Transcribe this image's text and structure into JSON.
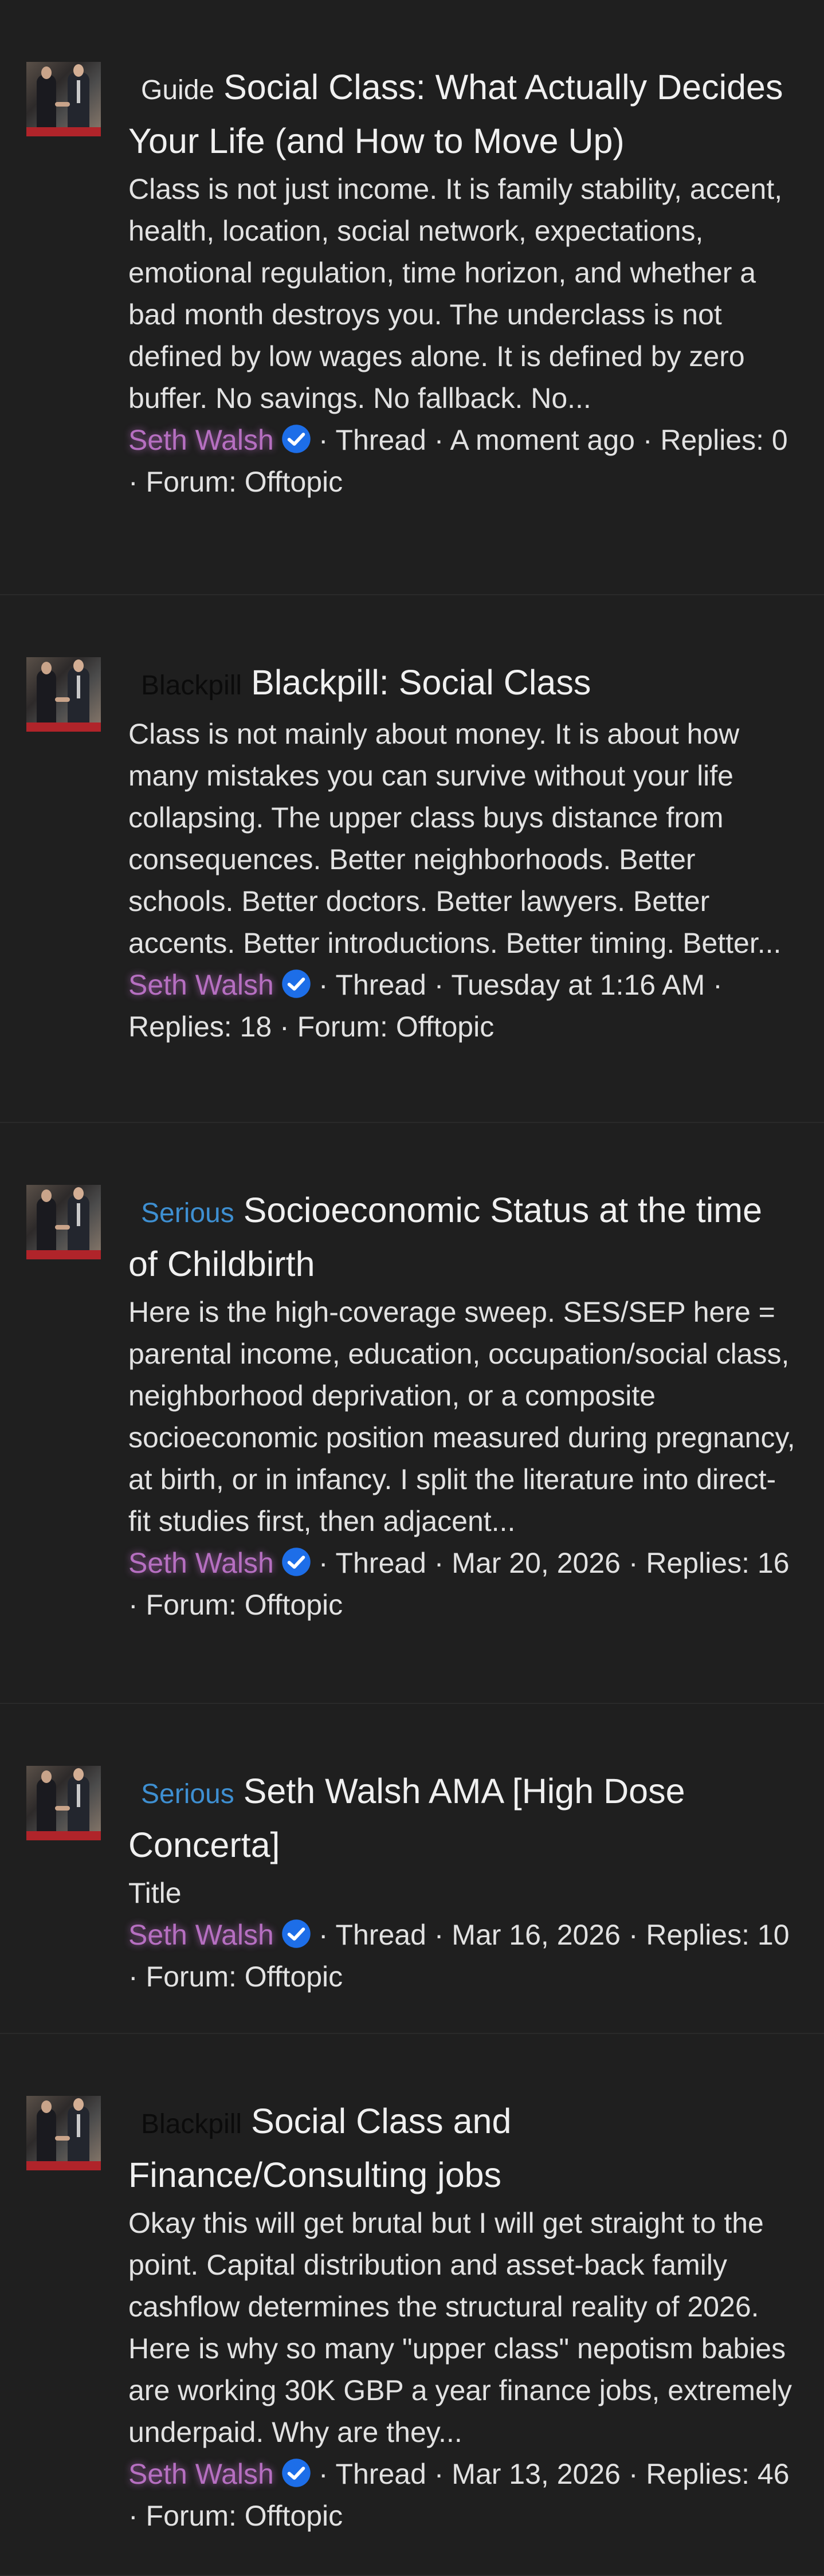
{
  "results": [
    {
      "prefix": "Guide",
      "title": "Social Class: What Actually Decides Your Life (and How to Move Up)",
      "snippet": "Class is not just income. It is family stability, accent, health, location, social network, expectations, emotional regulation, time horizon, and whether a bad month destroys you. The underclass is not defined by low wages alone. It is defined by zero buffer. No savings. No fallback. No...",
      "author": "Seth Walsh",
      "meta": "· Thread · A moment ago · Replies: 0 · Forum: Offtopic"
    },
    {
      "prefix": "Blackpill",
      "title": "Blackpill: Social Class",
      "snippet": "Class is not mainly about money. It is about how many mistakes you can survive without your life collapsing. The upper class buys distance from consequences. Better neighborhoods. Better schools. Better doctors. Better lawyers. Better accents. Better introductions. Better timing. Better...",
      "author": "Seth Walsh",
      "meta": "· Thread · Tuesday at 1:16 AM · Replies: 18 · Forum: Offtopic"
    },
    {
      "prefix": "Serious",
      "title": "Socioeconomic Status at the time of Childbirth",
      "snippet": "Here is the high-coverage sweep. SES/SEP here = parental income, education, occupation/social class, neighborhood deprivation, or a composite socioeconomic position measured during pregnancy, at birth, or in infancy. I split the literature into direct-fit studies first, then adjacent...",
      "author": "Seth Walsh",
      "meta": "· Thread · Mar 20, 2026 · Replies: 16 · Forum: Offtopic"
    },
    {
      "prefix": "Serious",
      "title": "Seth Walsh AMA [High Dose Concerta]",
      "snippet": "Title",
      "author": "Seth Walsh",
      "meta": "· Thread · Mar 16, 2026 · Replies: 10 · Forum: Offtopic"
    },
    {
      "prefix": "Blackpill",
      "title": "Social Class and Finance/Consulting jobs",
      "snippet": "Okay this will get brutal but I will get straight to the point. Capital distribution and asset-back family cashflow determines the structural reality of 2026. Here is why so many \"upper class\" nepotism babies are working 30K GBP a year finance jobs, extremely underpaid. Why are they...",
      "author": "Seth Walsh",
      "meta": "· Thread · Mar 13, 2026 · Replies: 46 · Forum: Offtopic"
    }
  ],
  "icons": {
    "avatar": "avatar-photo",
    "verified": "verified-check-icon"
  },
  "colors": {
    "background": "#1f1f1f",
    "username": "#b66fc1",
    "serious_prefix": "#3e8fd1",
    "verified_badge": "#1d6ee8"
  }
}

################

Goal of the exercise
Among the lines of the data above, count those holding "snippet" and state only the number.

Written solution
5